EXERCISE OBJECTIVE: Locate the string "University" in the records below. Copy every line where it occurs.

AVAILABLE DATA:

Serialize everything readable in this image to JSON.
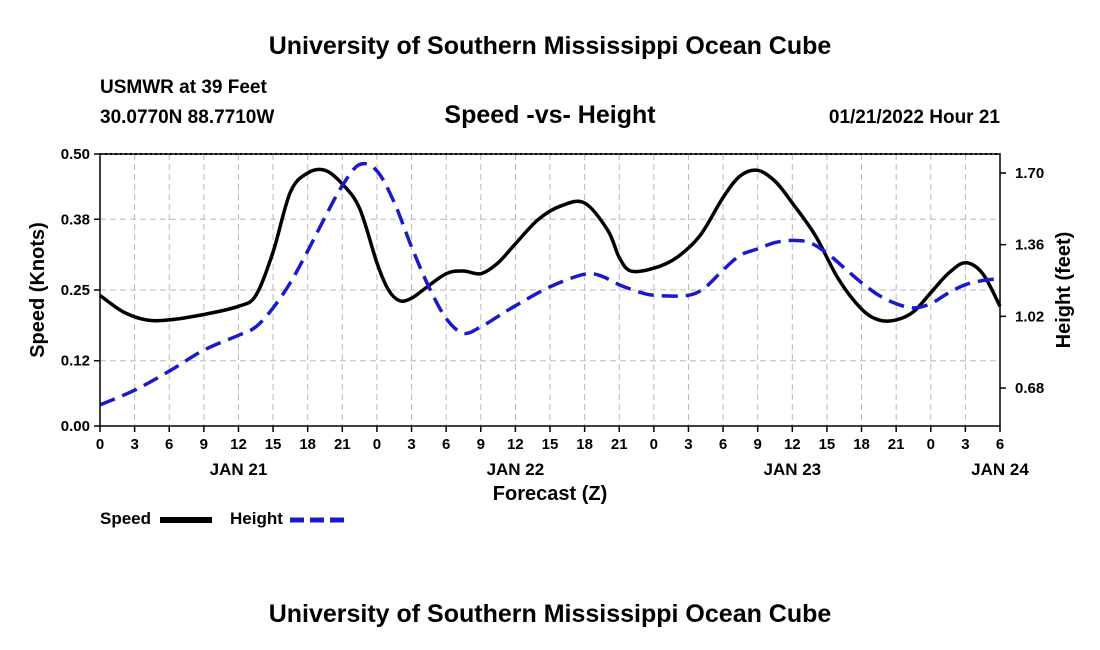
{
  "title_top": "University of Southern Mississippi Ocean Cube",
  "title_bottom": "University of Southern Mississippi Ocean Cube",
  "station": "USMWR at 39 Feet",
  "coords": "30.0770N  88.7710W",
  "subtitle": "Speed -vs- Height",
  "timestamp": "01/21/2022 Hour 21",
  "legend": {
    "speed_label": "Speed",
    "height_label": "Height"
  },
  "colors": {
    "speed": "#000000",
    "height": "#1a1acc",
    "grid": "#b8b8b8"
  },
  "chart_data": {
    "type": "line",
    "title": "Speed -vs- Height",
    "xlabel": "Forecast (Z)",
    "ylabel": "Speed (Knots)",
    "y2label": "Height (feet)",
    "ylim": [
      0,
      0.5
    ],
    "y2lim": [
      0.5,
      1.79
    ],
    "yticks": [
      "0.00",
      "0.12",
      "0.25",
      "0.38",
      "0.50"
    ],
    "y2ticks": [
      "0.68",
      "1.02",
      "1.36",
      "1.70"
    ],
    "x_tick_labels": [
      "0",
      "3",
      "6",
      "9",
      "12",
      "15",
      "18",
      "21",
      "0",
      "3",
      "6",
      "9",
      "12",
      "15",
      "18",
      "21",
      "0",
      "3",
      "6",
      "9",
      "12",
      "15",
      "18",
      "21",
      "0",
      "3",
      "6"
    ],
    "date_labels": [
      {
        "label": "JAN 21",
        "hour": 12
      },
      {
        "label": "JAN 22",
        "hour": 36
      },
      {
        "label": "JAN 23",
        "hour": 60
      },
      {
        "label": "JAN 24",
        "hour": 78
      }
    ],
    "x_range_hours": [
      0,
      78
    ],
    "series": [
      {
        "name": "Speed",
        "axis": "left",
        "x": [
          0,
          2,
          4,
          6,
          9,
          12,
          13.5,
          15,
          16.5,
          18,
          19.5,
          21,
          22.5,
          24,
          25,
          26,
          27,
          28,
          30,
          31.5,
          33,
          34.5,
          36,
          38,
          40,
          42,
          44,
          45,
          46,
          48,
          50,
          52,
          54,
          55.5,
          57,
          58.5,
          60,
          62,
          64,
          66,
          67.5,
          69,
          70.5,
          72,
          73.5,
          75,
          76.5,
          78
        ],
        "values": [
          0.24,
          0.21,
          0.195,
          0.195,
          0.205,
          0.22,
          0.24,
          0.32,
          0.43,
          0.465,
          0.47,
          0.445,
          0.4,
          0.3,
          0.25,
          0.23,
          0.235,
          0.25,
          0.28,
          0.285,
          0.28,
          0.3,
          0.335,
          0.38,
          0.405,
          0.41,
          0.36,
          0.31,
          0.285,
          0.29,
          0.31,
          0.35,
          0.42,
          0.46,
          0.47,
          0.45,
          0.41,
          0.35,
          0.27,
          0.215,
          0.195,
          0.195,
          0.21,
          0.245,
          0.28,
          0.3,
          0.28,
          0.22
        ]
      },
      {
        "name": "Height",
        "axis": "right",
        "x": [
          0,
          3,
          6,
          9,
          12,
          13.5,
          15,
          16.5,
          18,
          19.5,
          21,
          22.5,
          24,
          25.5,
          27,
          28.5,
          30,
          31.5,
          33,
          34.5,
          36,
          39,
          42,
          43.5,
          45,
          46.5,
          48,
          51,
          52.5,
          54,
          55.5,
          57,
          58.5,
          60,
          61.5,
          63,
          64.5,
          66,
          67.5,
          69,
          70.5,
          72,
          73.5,
          75,
          76.5,
          78
        ],
        "values": [
          0.6,
          0.67,
          0.76,
          0.86,
          0.93,
          0.97,
          1.06,
          1.18,
          1.33,
          1.49,
          1.64,
          1.74,
          1.71,
          1.56,
          1.35,
          1.16,
          1.01,
          0.94,
          0.97,
          1.02,
          1.07,
          1.16,
          1.22,
          1.21,
          1.17,
          1.14,
          1.12,
          1.12,
          1.16,
          1.24,
          1.31,
          1.34,
          1.37,
          1.38,
          1.37,
          1.32,
          1.25,
          1.18,
          1.12,
          1.08,
          1.06,
          1.08,
          1.13,
          1.17,
          1.19,
          1.2
        ]
      }
    ]
  }
}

EXPECTED ANSWER:
  "title_top": "University of Southern Mississippi Ocean Cube",
  "title_bottom": "University of Southern Mississippi Ocean Cube",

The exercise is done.